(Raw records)
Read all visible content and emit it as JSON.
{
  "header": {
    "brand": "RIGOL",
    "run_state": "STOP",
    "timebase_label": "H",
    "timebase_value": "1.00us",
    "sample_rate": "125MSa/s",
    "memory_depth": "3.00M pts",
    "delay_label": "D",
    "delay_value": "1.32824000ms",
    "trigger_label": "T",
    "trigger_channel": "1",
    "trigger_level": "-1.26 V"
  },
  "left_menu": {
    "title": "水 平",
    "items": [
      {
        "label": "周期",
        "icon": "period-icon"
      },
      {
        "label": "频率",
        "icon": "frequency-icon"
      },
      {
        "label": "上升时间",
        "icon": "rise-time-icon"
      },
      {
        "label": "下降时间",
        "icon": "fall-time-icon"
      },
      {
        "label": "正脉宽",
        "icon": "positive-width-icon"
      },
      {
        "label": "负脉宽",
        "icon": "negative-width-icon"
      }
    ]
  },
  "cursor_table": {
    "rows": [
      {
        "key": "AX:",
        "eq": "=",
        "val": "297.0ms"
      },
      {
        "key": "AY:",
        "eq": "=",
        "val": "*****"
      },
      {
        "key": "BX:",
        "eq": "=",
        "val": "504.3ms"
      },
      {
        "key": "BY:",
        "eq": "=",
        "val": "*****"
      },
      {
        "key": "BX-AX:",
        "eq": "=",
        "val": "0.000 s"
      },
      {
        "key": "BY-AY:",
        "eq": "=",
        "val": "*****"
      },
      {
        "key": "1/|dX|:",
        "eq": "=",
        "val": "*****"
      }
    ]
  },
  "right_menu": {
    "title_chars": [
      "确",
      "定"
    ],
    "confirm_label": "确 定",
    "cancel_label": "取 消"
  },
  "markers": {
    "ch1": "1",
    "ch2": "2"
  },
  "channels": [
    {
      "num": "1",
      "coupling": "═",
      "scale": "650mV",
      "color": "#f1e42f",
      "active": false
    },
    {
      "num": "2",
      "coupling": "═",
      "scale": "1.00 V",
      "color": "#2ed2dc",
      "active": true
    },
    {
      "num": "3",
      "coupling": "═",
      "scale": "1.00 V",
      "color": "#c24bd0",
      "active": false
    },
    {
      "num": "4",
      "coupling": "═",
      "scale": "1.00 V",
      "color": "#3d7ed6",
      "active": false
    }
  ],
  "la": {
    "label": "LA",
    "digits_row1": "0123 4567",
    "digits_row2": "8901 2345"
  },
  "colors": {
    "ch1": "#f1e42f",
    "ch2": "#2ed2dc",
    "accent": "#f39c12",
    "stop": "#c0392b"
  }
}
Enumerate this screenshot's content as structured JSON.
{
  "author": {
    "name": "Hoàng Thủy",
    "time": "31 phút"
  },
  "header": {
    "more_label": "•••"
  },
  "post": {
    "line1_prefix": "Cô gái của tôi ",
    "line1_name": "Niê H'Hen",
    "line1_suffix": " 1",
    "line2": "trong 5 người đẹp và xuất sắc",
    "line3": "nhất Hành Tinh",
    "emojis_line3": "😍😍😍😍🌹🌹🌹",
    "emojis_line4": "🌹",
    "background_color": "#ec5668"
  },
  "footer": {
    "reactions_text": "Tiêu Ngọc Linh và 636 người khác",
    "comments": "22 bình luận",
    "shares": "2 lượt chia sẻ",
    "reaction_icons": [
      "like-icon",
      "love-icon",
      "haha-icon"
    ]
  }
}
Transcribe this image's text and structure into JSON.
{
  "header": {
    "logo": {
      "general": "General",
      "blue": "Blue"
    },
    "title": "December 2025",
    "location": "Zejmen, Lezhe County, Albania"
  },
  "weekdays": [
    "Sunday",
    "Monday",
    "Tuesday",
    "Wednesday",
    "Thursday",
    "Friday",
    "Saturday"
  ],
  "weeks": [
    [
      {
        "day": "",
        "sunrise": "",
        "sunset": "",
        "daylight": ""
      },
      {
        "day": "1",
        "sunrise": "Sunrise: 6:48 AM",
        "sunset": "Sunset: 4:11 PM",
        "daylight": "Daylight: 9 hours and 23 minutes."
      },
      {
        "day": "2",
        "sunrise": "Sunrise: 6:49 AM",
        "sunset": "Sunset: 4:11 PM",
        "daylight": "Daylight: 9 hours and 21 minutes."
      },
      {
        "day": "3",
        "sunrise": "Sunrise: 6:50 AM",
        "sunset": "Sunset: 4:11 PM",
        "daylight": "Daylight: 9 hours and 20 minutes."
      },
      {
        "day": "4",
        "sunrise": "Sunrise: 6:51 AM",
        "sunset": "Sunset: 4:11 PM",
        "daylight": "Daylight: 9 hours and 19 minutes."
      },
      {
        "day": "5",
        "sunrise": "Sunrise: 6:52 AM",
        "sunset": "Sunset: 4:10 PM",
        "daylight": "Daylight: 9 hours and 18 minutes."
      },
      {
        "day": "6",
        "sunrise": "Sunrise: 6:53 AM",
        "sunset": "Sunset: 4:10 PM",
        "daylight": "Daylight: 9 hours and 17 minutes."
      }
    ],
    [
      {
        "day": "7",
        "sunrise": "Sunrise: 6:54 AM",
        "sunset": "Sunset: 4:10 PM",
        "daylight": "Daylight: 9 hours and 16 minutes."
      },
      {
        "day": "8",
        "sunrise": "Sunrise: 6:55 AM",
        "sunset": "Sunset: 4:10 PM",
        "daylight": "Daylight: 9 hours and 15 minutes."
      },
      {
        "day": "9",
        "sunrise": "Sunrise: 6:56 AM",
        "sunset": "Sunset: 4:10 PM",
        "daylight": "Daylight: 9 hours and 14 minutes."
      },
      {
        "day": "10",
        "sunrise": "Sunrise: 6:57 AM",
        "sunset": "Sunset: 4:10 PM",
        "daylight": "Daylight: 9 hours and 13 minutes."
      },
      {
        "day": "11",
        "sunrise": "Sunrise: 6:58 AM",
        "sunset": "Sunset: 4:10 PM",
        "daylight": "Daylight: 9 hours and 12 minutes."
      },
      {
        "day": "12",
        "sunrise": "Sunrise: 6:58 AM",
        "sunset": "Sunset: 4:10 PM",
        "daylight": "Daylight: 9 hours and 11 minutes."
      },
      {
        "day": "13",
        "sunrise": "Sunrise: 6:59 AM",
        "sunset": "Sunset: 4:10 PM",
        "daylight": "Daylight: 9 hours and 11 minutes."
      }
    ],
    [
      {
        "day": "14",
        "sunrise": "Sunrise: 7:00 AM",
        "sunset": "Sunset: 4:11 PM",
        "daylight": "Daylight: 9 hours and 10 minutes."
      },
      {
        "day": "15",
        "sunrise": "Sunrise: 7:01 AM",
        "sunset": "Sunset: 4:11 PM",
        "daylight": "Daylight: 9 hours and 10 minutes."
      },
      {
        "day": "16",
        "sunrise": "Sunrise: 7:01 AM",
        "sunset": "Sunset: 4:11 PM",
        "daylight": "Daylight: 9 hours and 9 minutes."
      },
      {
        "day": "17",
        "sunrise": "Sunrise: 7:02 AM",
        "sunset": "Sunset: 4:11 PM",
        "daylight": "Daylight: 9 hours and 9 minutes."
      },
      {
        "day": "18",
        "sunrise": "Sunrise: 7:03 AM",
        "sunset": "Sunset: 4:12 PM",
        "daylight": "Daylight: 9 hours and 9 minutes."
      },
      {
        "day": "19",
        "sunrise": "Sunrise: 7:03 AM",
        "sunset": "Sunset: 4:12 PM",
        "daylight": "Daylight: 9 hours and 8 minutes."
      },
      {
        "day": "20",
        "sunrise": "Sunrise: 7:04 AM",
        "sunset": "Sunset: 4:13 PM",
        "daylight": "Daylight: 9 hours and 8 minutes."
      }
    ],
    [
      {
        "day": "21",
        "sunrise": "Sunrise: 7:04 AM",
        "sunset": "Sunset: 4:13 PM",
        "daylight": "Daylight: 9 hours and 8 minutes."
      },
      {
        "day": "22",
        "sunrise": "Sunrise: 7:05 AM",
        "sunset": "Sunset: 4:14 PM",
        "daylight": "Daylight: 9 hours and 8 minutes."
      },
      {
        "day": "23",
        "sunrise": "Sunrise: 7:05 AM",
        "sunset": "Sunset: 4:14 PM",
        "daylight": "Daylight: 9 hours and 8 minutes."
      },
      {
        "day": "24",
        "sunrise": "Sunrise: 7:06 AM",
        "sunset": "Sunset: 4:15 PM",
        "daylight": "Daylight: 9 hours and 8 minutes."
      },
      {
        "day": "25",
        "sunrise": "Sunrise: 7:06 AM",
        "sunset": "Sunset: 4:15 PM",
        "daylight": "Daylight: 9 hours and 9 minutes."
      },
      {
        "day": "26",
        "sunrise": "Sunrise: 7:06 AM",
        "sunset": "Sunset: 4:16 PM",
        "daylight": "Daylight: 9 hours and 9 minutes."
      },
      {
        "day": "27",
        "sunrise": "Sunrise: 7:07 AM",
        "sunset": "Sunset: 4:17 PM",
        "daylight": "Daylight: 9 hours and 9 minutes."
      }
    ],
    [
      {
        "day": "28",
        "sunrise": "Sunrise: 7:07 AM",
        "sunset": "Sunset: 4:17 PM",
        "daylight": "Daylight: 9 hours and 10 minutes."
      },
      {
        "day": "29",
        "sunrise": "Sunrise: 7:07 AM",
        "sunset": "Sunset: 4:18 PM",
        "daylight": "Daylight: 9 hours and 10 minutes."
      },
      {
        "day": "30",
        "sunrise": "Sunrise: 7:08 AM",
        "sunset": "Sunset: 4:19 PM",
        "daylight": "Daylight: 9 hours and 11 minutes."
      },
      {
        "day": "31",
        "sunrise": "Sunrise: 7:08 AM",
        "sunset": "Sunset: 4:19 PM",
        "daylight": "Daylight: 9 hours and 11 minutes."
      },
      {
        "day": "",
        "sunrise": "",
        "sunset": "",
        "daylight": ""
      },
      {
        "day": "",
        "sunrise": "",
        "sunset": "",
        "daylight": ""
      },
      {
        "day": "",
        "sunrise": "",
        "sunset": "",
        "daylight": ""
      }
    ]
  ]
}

## Your task
Collect the lines of the records that include the string "width".

## In response
        "icon": "positive-width-icon"
        "icon": "negative-width-icon"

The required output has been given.